En 1964, une équipe de tournage a payé quelqu’un pour écorcher un phoque vivant, un acte de cruauté qu’elle a ensuite décrit comme étant une pratique typique de la chasse au phoque dans un documentaire explosif. Quelques années après la diffusion du documentaire, les images ont cependant été démystifiées. Mais le processus de diabolisation des chasseurs de phoque et de leur culture avait déjà fait son chemin.

 

L’année 1969 a marqué le lancement de campagnes coordonnées contre les chasseurs de phoque et l’industrie des produits dérivés du phoque. Certains chasseurs de phoque ont reçu des menaces de mort de la part de manifestants qui ont afflué vers plusieurs petites communautés de Terre-Neuve, interférant avec les chasses commerciales. Au cours de la chasse aux phoques de 1977, des manifestants auraient même retenu en otage un chasseur de phoques sur de la glace flottante.

 

Cependant, il existait des divergences d’opinion même au sein du mouvement anti-chasse au phoque. En effet, différentes organisations de conservation traditionnelles comme le Fonds mondial pour la nature (WWF) ont plaidé en faveur d’une surveillance accrue et de quotas durables. En revanche, des organisations axées sur la défense des droits des animaux comme le Fonds international pour la protection des animaux (IFAW) étaient plutôt d’avis que la chasse au phoque ne devrait pas être autorisée du tout.

•••••

*CONSIGNE*: Pouvez-vous modifier le texte sur la chasse au phoque, entre « L’année 1969 a marqué » et « la glace flottante. » inclus, en remplaçant « manifestants » par « militants » ?

*DOCUMENTS FOURNIS*:

•••••

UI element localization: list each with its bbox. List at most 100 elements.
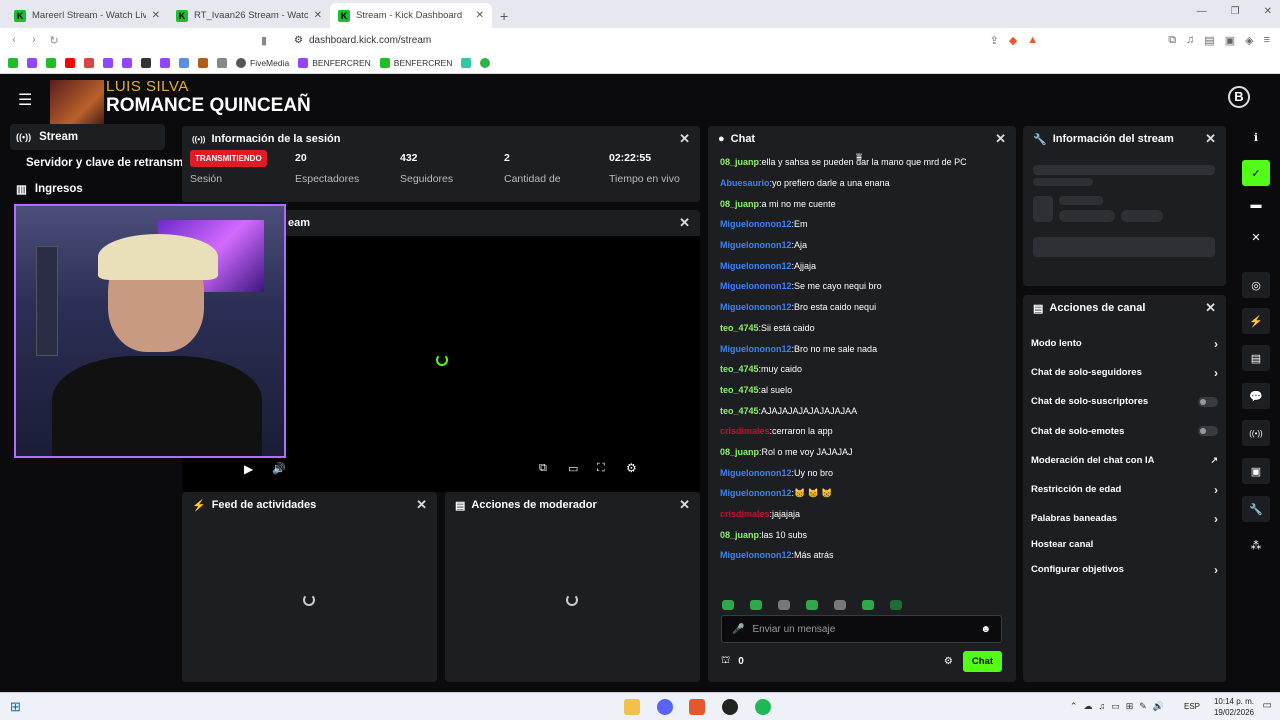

•••••

*CORRIGÉ*:
L’année 1969 a marqué le lancement de campagnes coordonnées contre les chasseurs de phoque et l’industrie des produits dérivés du phoque. Certains chasseurs de phoque ont reçu des menaces de mort de la part de militants qui ont afflué vers plusieurs petites communautés de Terre-Neuve, interférant avec les chasses commerciales. Au cours de la chasse aux phoques de 1977, des militants auraient même retenu en otage un chasseur de phoques sur de la glace flottante.